**Objective**
Write out each line of the material again, word for word.

══ Input

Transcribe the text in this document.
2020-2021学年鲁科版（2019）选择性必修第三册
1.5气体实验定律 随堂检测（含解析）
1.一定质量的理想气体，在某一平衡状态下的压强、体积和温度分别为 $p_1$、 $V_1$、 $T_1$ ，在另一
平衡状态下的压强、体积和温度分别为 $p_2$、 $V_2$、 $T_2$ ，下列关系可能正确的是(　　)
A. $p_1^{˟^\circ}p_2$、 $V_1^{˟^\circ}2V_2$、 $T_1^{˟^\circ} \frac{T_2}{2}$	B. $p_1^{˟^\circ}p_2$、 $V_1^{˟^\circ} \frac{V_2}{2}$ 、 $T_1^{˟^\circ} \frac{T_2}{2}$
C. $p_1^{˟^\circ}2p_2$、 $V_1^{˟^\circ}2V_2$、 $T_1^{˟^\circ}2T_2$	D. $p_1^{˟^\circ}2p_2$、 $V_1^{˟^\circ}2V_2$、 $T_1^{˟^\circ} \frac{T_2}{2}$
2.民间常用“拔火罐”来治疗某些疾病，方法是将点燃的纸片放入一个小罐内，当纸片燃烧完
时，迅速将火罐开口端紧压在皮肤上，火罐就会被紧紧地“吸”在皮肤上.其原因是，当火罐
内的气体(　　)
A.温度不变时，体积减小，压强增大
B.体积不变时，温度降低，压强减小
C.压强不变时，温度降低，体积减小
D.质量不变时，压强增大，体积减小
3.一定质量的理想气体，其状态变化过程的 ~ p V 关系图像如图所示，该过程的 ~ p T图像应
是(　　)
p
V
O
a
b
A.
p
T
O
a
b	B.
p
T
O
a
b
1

════

**Solution below**
Transcribe the text in this document.
2020-2021学年鲁科版（2019）选择性必修第三册
1.5气体实验定律 随堂检测（含解析）
1.一定质量的理想气体，在某一平衡状态下的压强、体积和温度分别为 $p_1$、 $V_1$、 $T_1$ ，在另一
平衡状态下的压强、体积和温度分别为 $p_2$、 $V_2$、 $T_2$ ，下列关系可能正确的是(　　)
A. $p_1^{˟^\circ}p_2$、 $V_1^{˟^\circ}2V_2$、 $T_1^{˟^\circ} \frac{T_2}{2}$	B. $p_1^{˟^\circ}p_2$、 $V_1^{˟^\circ} \frac{V_2}{2}$ 、 $T_1^{˟^\circ} \frac{T_2}{2}$
C. $p_1^{˟^\circ}2p_2$、 $V_1^{˟^\circ}2V_2$、 $T_1^{˟^\circ}2T_2$	D. $p_1^{˟^\circ}2p_2$、 $V_1^{˟^\circ}2V_2$、 $T_1^{˟^\circ} \frac{T_2}{2}$
2.民间常用“拔火罐”来治疗某些疾病，方法是将点燃的纸片放入一个小罐内，当纸片燃烧完
时，迅速将火罐开口端紧压在皮肤上，火罐就会被紧紧地“吸”在皮肤上.其原因是，当火罐
内的气体(　　)
A.温度不变时，体积减小，压强增大
B.体积不变时，温度降低，压强减小
C.压强不变时，温度降低，体积减小
D.质量不变时，压强增大，体积减小
3.一定质量的理想气体，其状态变化过程的 ~ p V 关系图像如图所示，该过程的 ~ p T图像应
是(　　)
p
V
O
a
b
A.
p
T
O
a
b	B.
p
T
O
a
b
1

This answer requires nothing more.